**Exercise text:**

--*--

Quantum mechanics (QM)
has revolutionized our understanding of
the structure and reactivity of small molecular systems. For example,
QM based methods provide structural information in excellent agreement
with experiment, match experimental barrier heights for chemical reactions,
and provide chemically accurate interaction energies for hydrogen-bonded
or dispersive systems.[1,2] Given the tremendous impact QM
has had for systems of <100 atoms, it is attractive to believe
that this impact could also be brought into the biological realm where
systems of a few thousand atoms and beyond are standard. To achieve
this goal, the bottlenecks of QM methods have to be addressed. Depending
on the method employed, various steps in a QM calculation can be rate
determining. In semiempirical methods, matrix diagonalization is rate
limiting, while in density functional theory (DFT) or Hartree–Fock
(HF) theory electron repulsion integral computation is rate-limiting.[3] These theories neglect the correlation energy,
which is important to account for to obtain highly accurate results
including barrier heights and interaction energies (especially dispersion
dominated ones). In this case, the correlation treatment of choice
is rate-limiting be it Møller–Plesset (MP) theory or coupled-cluster
(CC) methods.[3]State-of-the-art linear-scaling
algorithms, which linearize the
computational cost with the system size, have attracted much attention.[4−6] Significant effort has been devoted to the development of linear-scaling
methods to compute the total energy of large molecular systems at
the HF or DFT level.[7−14] One of the challenges is to speed up the calculation of long-range
Coulomb interactions when assembling the Fock matrix elements. Fast
multipole based approaches have successfully reduced the scaling in
system size to linear[11,12,15−17] and made HF and DFT calculations affordable for larger
systems when small to moderate sized basis sets are utilized. There
are also fragment-based methods for QM calculation of protein systems
including the divide and conquer (D&C) method of Yang,[8] Yang and Lee,[9] Dixon
and Merz,[18,19] Gogonea et al.,[20] Shaw and St-Amant,[21] and Nakai and co-workers,[22−25] the adjustable density matrix assembler (ADMA) approach method of
Exner and Mezey,[13,26−28] the fragment
molecular orbital (FMO) method of Kitaura and co-workers,[29−31] the X-pol model of Gao and Xie,[32] and
the molecular fractionation with conjugate caps (MFCC) approach developed
by Zhang and co-workers.[33,34] Most applications of
these methods to protein systems have been largely limited to semiempirical,
HF, and DFT calculations. Among these approaches, FMO has been applied
to higher level ab initio calculations such as second-order Møller–Plesset
perturbation theory (MP2)[35] and coupled
cluster theory (CC).[36] Nakai and co-workers
have described D&C-MP2[22,25,37] and D&C-CCSD[38] approaches and applied
them to linear or near-linear systems.QM excels at the static
modeling of a molecular system. However,
in chemistry and biology, fluctuations are important to describe a
broad range of effects. Thus, the ensemble picture of a molecular
system is more appropriate, and while molecular dynamics (MD) methods
are beginning to address dynamical issues using classical potentials,
how to address this “sampling” issue when using more
expensive QM based approaches will need to be addressed.Herein
we briefly review work carried out in my laboratory over
the past decade in exploiting fully QM methods in the study of biological
systems (see Scheme 1). In particular, we will
discuss the use of D&C techniques to address the matrix diagonalization
step in semiempirical methods and in HF and DT approaches. After summarizing
the technical aspects of how to compute the QM energy of many thousands
of atoms, we will review several fully QM application studies carried
out for the first time in my laboratory on biological systems. Finally,
I will discuss the future outlook of using QM to solve biological
problems and the ongoing challenges of using a fully QM model on large
systems.

--*--

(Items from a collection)

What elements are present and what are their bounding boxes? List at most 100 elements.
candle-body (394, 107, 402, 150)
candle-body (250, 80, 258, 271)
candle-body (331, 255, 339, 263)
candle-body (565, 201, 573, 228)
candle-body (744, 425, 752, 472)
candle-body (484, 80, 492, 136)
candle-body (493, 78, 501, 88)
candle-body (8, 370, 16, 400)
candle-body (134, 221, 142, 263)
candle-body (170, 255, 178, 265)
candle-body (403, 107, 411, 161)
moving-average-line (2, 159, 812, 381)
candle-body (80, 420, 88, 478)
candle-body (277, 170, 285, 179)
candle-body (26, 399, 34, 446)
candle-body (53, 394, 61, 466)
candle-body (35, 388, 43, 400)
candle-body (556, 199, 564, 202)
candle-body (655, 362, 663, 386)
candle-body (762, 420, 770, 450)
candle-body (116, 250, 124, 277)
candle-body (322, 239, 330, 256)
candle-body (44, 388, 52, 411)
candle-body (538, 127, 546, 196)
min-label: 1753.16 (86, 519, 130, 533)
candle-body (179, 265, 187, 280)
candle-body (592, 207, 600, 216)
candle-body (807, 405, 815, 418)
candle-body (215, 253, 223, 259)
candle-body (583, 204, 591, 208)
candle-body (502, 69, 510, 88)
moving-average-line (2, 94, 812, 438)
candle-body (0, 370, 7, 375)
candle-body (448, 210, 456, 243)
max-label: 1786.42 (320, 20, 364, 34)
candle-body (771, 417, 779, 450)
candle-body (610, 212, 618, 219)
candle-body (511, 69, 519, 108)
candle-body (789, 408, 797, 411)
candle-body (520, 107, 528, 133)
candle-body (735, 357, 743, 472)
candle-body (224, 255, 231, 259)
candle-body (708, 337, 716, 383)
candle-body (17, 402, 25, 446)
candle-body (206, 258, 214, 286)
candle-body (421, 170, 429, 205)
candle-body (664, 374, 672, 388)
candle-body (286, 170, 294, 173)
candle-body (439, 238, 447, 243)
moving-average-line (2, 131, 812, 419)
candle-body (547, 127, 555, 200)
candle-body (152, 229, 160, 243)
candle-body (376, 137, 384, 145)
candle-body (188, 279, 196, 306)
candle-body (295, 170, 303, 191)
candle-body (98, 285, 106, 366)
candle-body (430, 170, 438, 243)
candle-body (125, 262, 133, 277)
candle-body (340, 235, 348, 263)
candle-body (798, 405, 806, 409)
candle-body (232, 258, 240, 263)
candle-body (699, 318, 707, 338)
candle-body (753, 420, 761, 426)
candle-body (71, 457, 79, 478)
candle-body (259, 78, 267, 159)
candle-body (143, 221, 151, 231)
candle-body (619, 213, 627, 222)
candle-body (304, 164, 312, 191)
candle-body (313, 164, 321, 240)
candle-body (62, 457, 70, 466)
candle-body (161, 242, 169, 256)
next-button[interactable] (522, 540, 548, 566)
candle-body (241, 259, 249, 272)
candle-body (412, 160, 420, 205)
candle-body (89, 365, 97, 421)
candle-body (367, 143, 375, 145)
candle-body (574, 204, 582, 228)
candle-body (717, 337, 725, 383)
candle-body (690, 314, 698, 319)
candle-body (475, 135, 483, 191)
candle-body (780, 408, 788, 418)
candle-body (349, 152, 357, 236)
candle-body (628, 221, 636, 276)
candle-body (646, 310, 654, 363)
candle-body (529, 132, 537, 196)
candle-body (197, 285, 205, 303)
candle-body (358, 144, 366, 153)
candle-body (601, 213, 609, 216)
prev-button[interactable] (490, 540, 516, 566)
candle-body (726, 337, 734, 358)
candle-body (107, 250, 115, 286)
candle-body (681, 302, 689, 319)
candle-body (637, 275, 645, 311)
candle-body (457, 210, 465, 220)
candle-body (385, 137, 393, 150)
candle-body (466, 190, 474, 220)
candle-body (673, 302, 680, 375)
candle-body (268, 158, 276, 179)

--*--

**Task item A:** Translate into Spanish this sentence from the text on quantum mechanics in biology: "Depending on the method employed, various steps in a QM calculation can be rate determining."
**Task item B:** Continue the text on quantum mechanics in biology from its final sentence.

**Exercise output A:** Dependiendo del método empleado, distintos pasos de un cálculo de mecánica cuántica pueden ser los que determinan la velocidad.

**Exercise output B:**
Scheme 1
Application of QM Methods to Biological Problems
Divide-and-Conquer Approach
for Hartree–Fock Based Calculations
In biological
systems, the D&C approach[8] takes advantage
of chemical locality. Details of the implementations
of this approach at the semiempirical,[9,18,19] HF and post-HF[21−25,39] levels of theory are given in
the literature, so below we only give a brief overview. In this approximation,
it is assumed that the atoms that are far away from the region of
interest only weakly influence local regions of a protein. Hence,
the entire system is divided into fragments called core regions (Coreα) with an associated buffer region (Bufferα) assigned to each core region to account for the local environmental
effects. The combination of every core region and its buffer region
constitutes a subsystem (Rα) (see
Scheme 2). Local MOs of each subsystem are
solved by the Roothaan–Hall equationwhere Fα and Sα are local Fock overlap
matrices, respectively.
Scheme 2
D&C Subsetting (Fragmentation) Scheme
After the local MO coefficient
matrices Cα are obtained, the total
density matrix system is given
bywhere Dμνα is the partition
matrix,and pμνα is the local density matrix defined
bywhere nα is a smooth
approximation to the Heaviside step function:εF is determined through
the normalization of the total number of electrons in the entire system.After the
density matrix is converged, the
total HF energy is given aswhere Hμνα is the local
one-electron core Hamiltonian matrix defined similarly to the local
Fock matrix (see eq 2).For HF calculations,
the construction of the Coulomb matrix and
exchange matrix along with the diagonalization of the Fock matrix
are the three most time-consuming steps, while the diagonalization
of the Hamiltonian matrix scales as O(N3). In the D&C
scheme, the diagonalization calculation is performed for each subsystem,
linearizing the diagonalization step as a function of the number of
subsystems. However, it is important to realize that the D&C algorithm
does not help to reduce the scale of computation of the Coulomb matrix
and exchange matrix. Other approaches[18] provide ways to linearize these steps. However, for semiempirical
methods where matrix diagonalization is rate-limiting, the D&C
approach greatly enhances the capabilities of these methods.[9,18,19]
Applications of Fragment
QM to Biological Problems
We have used our fragment QM methods
(largely at the semiempirical
level) to study biological problems with a focus on protein structure
and solvation,[40−44] structure-based drug design[45,46] and biological structure
refinement by NMR and X-ray spectroscopy.[47−64] Below we will briefly highlight work done in our laboratory using
these methods to address specific biological problems.
A New View of
the Protein–Water Interface
The interface between
a biological molecule and water affects its
stability and function.[65] The classical
picture of this interface does not allow for the commingling of the
electron density (the so-called charge transfer (CT) effect) between
the protein and the surrounding aqueous environment. We examined the
QM nature of a small protein (E. coli cold-shock protein A; CspA) in aqueous solution through the use
of semiempirical D&C calculations over 100 snapshots. The surprising
result was the observation that two units of charge were transferred
from the protein surface to that of the water molecules. Thus, water
molecules, at the protein interface, are perturbed not only by the
rugged protein interface but also electronically. Via integration
over the entire protein surface, the net results of numerous small
net transfer of charge yield the observed value of 2 units of charge.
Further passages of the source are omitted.